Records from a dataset
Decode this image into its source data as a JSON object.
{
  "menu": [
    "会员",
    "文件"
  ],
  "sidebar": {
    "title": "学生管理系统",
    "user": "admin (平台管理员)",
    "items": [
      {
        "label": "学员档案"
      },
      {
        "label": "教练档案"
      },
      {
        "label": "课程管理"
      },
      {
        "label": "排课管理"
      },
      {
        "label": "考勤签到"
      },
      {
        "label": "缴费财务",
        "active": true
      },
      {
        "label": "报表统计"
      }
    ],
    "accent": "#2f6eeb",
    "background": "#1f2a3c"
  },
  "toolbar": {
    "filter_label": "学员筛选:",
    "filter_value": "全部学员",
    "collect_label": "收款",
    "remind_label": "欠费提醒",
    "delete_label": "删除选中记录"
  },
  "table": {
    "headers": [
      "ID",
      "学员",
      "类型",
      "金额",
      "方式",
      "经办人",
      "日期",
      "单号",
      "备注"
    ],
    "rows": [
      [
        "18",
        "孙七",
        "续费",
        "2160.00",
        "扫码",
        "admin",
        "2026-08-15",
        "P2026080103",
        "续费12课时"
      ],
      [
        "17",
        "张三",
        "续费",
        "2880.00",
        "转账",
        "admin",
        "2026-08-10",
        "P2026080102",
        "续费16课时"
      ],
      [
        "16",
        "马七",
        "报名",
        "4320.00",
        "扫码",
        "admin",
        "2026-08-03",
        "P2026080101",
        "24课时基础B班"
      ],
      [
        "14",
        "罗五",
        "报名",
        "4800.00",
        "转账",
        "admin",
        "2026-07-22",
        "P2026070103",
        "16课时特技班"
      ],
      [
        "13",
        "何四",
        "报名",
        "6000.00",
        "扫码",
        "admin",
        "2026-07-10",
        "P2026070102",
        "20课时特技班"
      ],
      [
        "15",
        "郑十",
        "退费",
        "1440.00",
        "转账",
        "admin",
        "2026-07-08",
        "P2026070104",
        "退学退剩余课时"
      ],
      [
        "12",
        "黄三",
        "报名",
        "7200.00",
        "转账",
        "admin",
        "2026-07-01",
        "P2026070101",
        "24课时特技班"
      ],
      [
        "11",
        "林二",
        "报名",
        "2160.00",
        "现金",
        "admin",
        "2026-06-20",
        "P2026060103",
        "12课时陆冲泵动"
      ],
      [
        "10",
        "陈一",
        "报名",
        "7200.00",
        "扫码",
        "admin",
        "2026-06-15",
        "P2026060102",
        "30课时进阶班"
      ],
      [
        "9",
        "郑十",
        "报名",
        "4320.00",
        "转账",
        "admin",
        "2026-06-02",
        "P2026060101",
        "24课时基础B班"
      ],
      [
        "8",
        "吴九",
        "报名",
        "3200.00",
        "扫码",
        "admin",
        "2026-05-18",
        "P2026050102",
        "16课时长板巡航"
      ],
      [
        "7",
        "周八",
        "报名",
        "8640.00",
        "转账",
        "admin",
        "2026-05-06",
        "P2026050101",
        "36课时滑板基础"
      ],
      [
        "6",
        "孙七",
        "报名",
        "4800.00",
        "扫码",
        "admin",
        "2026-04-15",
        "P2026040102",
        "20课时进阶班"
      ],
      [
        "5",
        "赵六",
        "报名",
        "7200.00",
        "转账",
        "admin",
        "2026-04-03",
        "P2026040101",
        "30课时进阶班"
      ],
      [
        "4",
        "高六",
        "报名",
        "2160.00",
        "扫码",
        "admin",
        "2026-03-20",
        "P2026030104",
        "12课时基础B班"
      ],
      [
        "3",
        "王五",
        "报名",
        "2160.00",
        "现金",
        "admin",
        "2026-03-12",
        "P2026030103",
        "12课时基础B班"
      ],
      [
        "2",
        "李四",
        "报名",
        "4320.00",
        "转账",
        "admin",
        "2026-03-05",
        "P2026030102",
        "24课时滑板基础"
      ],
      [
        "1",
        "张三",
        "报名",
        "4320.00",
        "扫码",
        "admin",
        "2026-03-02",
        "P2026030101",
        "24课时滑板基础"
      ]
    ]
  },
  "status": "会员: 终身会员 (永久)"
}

▶ _TO DO_
Write the listing out again, exactly as it reads.

▶ _ANSWER IN FULL_
Decode this image into its source data as a JSON object.
{
  "menu": [
    "会员",
    "文件"
  ],
  "sidebar": {
    "title": "学生管理系统",
    "user": "admin (平台管理员)",
    "items": [
      {
        "label": "学员档案"
      },
      {
        "label": "教练档案"
      },
      {
        "label": "课程管理"
      },
      {
        "label": "排课管理"
      },
      {
        "label": "考勤签到"
      },
      {
        "label": "缴费财务",
        "active": true
      },
      {
        "label": "报表统计"
      }
    ],
    "accent": "#2f6eeb",
    "background": "#1f2a3c"
  },
  "toolbar": {
    "filter_label": "学员筛选:",
    "filter_value": "全部学员",
    "collect_label": "收款",
    "remind_label": "欠费提醒",
    "delete_label": "删除选中记录"
  },
  "table": {
    "headers": [
      "ID",
      "学员",
      "类型",
      "金额",
      "方式",
      "经办人",
      "日期",
      "单号",
      "备注"
    ],
    "rows": [
      [
        "18",
        "孙七",
        "续费",
        "2160.00",
        "扫码",
        "admin",
        "2026-08-15",
        "P2026080103",
        "续费12课时"
      ],
      [
        "17",
        "张三",
        "续费",
        "2880.00",
        "转账",
        "admin",
        "2026-08-10",
        "P2026080102",
        "续费16课时"
      ],
      [
        "16",
        "马七",
        "报名",
        "4320.00",
        "扫码",
        "admin",
        "2026-08-03",
        "P2026080101",
        "24课时基础B班"
      ],
      [
        "14",
        "罗五",
        "报名",
        "4800.00",
        "转账",
        "admin",
        "2026-07-22",
        "P2026070103",
        "16课时特技班"
      ],
      [
        "13",
        "何四",
        "报名",
        "6000.00",
        "扫码",
        "admin",
        "2026-07-10",
        "P2026070102",
        "20课时特技班"
      ],
      [
        "15",
        "郑十",
        "退费",
        "1440.00",
        "转账",
        "admin",
        "2026-07-08",
        "P2026070104",
        "退学退剩余课时"
      ],
      [
        "12",
        "黄三",
        "报名",
        "7200.00",
        "转账",
        "admin",
        "2026-07-01",
        "P2026070101",
        "24课时特技班"
      ],
      [
        "11",
        "林二",
        "报名",
        "2160.00",
        "现金",
        "admin",
        "2026-06-20",
        "P2026060103",
        "12课时陆冲泵动"
      ],
      [
        "10",
        "陈一",
        "报名",
        "7200.00",
        "扫码",
        "admin",
        "2026-06-15",
        "P2026060102",
        "30课时进阶班"
      ],
      [
        "9",
        "郑十",
        "报名",
        "4320.00",
        "转账",
        "admin",
        "2026-06-02",
        "P2026060101",
        "24课时基础B班"
      ],
      [
        "8",
        "吴九",
        "报名",
        "3200.00",
        "扫码",
        "admin",
        "2026-05-18",
        "P2026050102",
        "16课时长板巡航"
      ],
      [
        "7",
        "周八",
        "报名",
        "8640.00",
        "转账",
        "admin",
        "2026-05-06",
        "P2026050101",
        "36课时滑板基础"
      ],
      [
        "6",
        "孙七",
        "报名",
        "4800.00",
        "扫码",
        "admin",
        "2026-04-15",
        "P2026040102",
        "20课时进阶班"
      ],
      [
        "5",
        "赵六",
        "报名",
        "7200.00",
        "转账",
        "admin",
        "2026-04-03",
        "P2026040101",
        "30课时进阶班"
      ],
      [
        "4",
        "高六",
        "报名",
        "2160.00",
        "扫码",
        "admin",
        "2026-03-20",
        "P2026030104",
        "12课时基础B班"
      ],
      [
        "3",
        "王五",
        "报名",
        "2160.00",
        "现金",
        "admin",
        "2026-03-12",
        "P2026030103",
        "12课时基础B班"
      ],
      [
        "2",
        "李四",
        "报名",
        "4320.00",
        "转账",
        "admin",
        "2026-03-05",
        "P2026030102",
        "24课时滑板基础"
      ],
      [
        "1",
        "张三",
        "报名",
        "4320.00",
        "扫码",
        "admin",
        "2026-03-02",
        "P2026030101",
        "24课时滑板基础"
      ]
    ]
  },
  "status": "会员: 终身会员 (永久)"
}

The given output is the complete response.